§ What is needed
Would you retype all of these records exactly?

§ Data in this exercise
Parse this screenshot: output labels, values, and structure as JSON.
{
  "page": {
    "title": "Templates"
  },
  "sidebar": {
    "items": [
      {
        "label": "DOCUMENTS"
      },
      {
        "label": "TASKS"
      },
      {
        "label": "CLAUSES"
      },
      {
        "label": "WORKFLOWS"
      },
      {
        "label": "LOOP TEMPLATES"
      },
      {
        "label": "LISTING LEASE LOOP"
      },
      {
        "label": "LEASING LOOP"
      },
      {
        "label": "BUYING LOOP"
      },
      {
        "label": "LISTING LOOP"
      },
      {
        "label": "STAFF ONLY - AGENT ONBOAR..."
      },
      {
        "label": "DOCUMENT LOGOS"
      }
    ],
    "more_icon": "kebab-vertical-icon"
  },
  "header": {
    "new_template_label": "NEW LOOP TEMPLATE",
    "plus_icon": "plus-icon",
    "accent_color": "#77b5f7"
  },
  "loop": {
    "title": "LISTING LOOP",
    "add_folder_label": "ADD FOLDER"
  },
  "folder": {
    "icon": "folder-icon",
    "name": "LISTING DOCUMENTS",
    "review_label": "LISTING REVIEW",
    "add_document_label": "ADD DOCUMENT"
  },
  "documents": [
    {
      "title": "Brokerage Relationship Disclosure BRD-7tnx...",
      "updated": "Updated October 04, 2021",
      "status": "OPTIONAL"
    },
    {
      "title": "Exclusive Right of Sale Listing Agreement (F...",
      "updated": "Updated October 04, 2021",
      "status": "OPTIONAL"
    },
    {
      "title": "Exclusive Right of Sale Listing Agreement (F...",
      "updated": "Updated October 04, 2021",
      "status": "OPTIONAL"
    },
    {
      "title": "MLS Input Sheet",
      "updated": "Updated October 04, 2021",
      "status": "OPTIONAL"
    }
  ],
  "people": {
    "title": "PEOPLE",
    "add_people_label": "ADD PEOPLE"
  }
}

§ The completed task
Parse this screenshot: output labels, values, and structure as JSON.
{
  "page": {
    "title": "Templates"
  },
  "sidebar": {
    "items": [
      {
        "label": "DOCUMENTS"
      },
      {
        "label": "TASKS"
      },
      {
        "label": "CLAUSES"
      },
      {
        "label": "WORKFLOWS"
      },
      {
        "label": "LOOP TEMPLATES"
      },
      {
        "label": "LISTING LEASE LOOP"
      },
      {
        "label": "LEASING LOOP"
      },
      {
        "label": "BUYING LOOP"
      },
      {
        "label": "LISTING LOOP"
      },
      {
        "label": "STAFF ONLY - AGENT ONBOAR..."
      },
      {
        "label": "DOCUMENT LOGOS"
      }
    ],
    "more_icon": "kebab-vertical-icon"
  },
  "header": {
    "new_template_label": "NEW LOOP TEMPLATE",
    "plus_icon": "plus-icon",
    "accent_color": "#77b5f7"
  },
  "loop": {
    "title": "LISTING LOOP",
    "add_folder_label": "ADD FOLDER"
  },
  "folder": {
    "icon": "folder-icon",
    "name": "LISTING DOCUMENTS",
    "review_label": "LISTING REVIEW",
    "add_document_label": "ADD DOCUMENT"
  },
  "documents": [
    {
      "title": "Brokerage Relationship Disclosure BRD-7tnx...",
      "updated": "Updated October 04, 2021",
      "status": "OPTIONAL"
    },
    {
      "title": "Exclusive Right of Sale Listing Agreement (F...",
      "updated": "Updated October 04, 2021",
      "status": "OPTIONAL"
    },
    {
      "title": "Exclusive Right of Sale Listing Agreement (F...",
      "updated": "Updated October 04, 2021",
      "status": "OPTIONAL"
    },
    {
      "title": "MLS Input Sheet",
      "updated": "Updated October 04, 2021",
      "status": "OPTIONAL"
    }
  ],
  "people": {
    "title": "PEOPLE",
    "add_people_label": "ADD PEOPLE"
  }
}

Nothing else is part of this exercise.